SET TASK – Will you transcribe all the entries word for word, skipping the pictures they hold?

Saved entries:
- - - -

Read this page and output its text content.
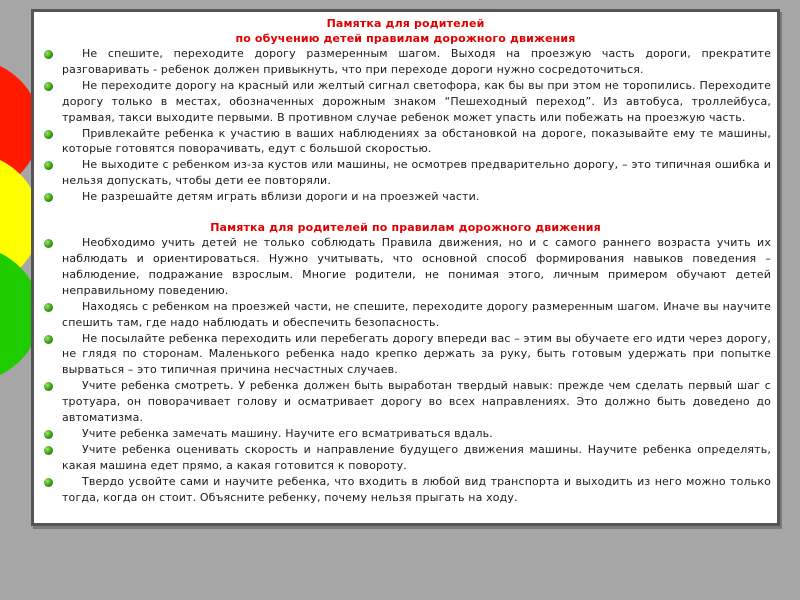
Памятка для родителей
по обучению детей правилам дорожного движения
Не спешите, переходите дорогу размеренным шагом. Выходя на проезжую часть дороги, прекратите разговаривать - ребенок должен привыкнуть, что при переходе дороги нужно сосредоточиться.
Не переходите дорогу на красный или желтый сигнал светофора, как бы вы при этом не торопились. Переходите дорогу только в местах, обозначенных дорожным знаком “Пешеходный переход”. Из автобуса, троллейбуса, трамвая, такси выходите первыми. В противном случае ребенок может упасть или побежать на проезжую часть.
Привлекайте ребенка к участию в ваших наблюдениях за обстановкой на дороге, показывайте ему те машины, которые готовятся поворачивать, едут с большой скоростью.
Не выходите с ребенком из-за кустов или машины, не осмотрев предварительно дорогу, – это типичная ошибка и нельзя допускать, чтобы дети ее повторяли.
Не разрешайте детям играть вблизи дороги и на проезжей части.
Памятка для родителей по правилам дорожного движения
Необходимо учить детей не только соблюдать Правила движения, но и с самого раннего возраста учить их наблюдать и ориентироваться. Нужно учитывать, что основной способ формирования навыков поведения – наблюдение, подражание взрослым. Многие родители, не понимая этого, личным примером обучают детей неправильному поведению.
Находясь с ребенком на проезжей части, не спешите, переходите дорогу размеренным шагом. Иначе вы научите спешить там, где надо наблюдать и обеспечить безопасность.
Не посылайте ребенка переходить или перебегать дорогу впереди вас – этим вы обучаете его идти через дорогу, не глядя по сторонам. Маленького ребенка надо крепко держать за руку, быть готовым удержать при попытке вырваться – это типичная причина несчастных случаев.
Учите ребенка смотреть. У ребенка должен быть выработан твердый навык: прежде чем сделать первый шаг с тротуара, он поворачивает голову и осматривает дорогу во всех направлениях. Это должно быть доведено до автоматизма.
Учите ребенка замечать машину. Научите его всматриваться вдаль.
Учите ребенка оценивать скорость и направление будущего движения машины. Научите ребенка определять, какая машина едет прямо, а какая готовится к повороту.
Твердо усвойте сами и научите ребенка, что входить в любой вид транспорта и выходить из него можно только тогда, когда он стоит. Объясните ребенку, почему нельзя прыгать на ходу.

- - - -

FINAL RESULT –
Read this page and output its text content.
Памятка для родителей
по обучению детей правилам дорожного движения
Не спешите, переходите дорогу размеренным шагом. Выходя на проезжую часть дороги, прекратите разговаривать - ребенок должен привыкнуть, что при переходе дороги нужно сосредоточиться.
Не переходите дорогу на красный или желтый сигнал светофора, как бы вы при этом не торопились. Переходите дорогу только в местах, обозначенных дорожным знаком “Пешеходный переход”. Из автобуса, троллейбуса, трамвая, такси выходите первыми. В противном случае ребенок может упасть или побежать на проезжую часть.
Привлекайте ребенка к участию в ваших наблюдениях за обстановкой на дороге, показывайте ему те машины, которые готовятся поворачивать, едут с большой скоростью.
Не выходите с ребенком из-за кустов или машины, не осмотрев предварительно дорогу, – это типичная ошибка и нельзя допускать, чтобы дети ее повторяли.
Не разрешайте детям играть вблизи дороги и на проезжей части.
Памятка для родителей по правилам дорожного движения
Необходимо учить детей не только соблюдать Правила движения, но и с самого раннего возраста учить их наблюдать и ориентироваться. Нужно учитывать, что основной способ формирования навыков поведения – наблюдение, подражание взрослым. Многие родители, не понимая этого, личным примером обучают детей неправильному поведению.
Находясь с ребенком на проезжей части, не спешите, переходите дорогу размеренным шагом. Иначе вы научите спешить там, где надо наблюдать и обеспечить безопасность.
Не посылайте ребенка переходить или перебегать дорогу впереди вас – этим вы обучаете его идти через дорогу, не глядя по сторонам. Маленького ребенка надо крепко держать за руку, быть готовым удержать при попытке вырваться – это типичная причина несчастных случаев.
Учите ребенка смотреть. У ребенка должен быть выработан твердый навык: прежде чем сделать первый шаг с тротуара, он поворачивает голову и осматривает дорогу во всех направлениях. Это должно быть доведено до автоматизма.
Учите ребенка замечать машину. Научите его всматриваться вдаль.
Учите ребенка оценивать скорость и направление будущего движения машины. Научите ребенка определять, какая машина едет прямо, а какая готовится к повороту.
Твердо усвойте сами и научите ребенка, что входить в любой вид транспорта и выходить из него можно только тогда, когда он стоит. Объясните ребенку, почему нельзя прыгать на ходу.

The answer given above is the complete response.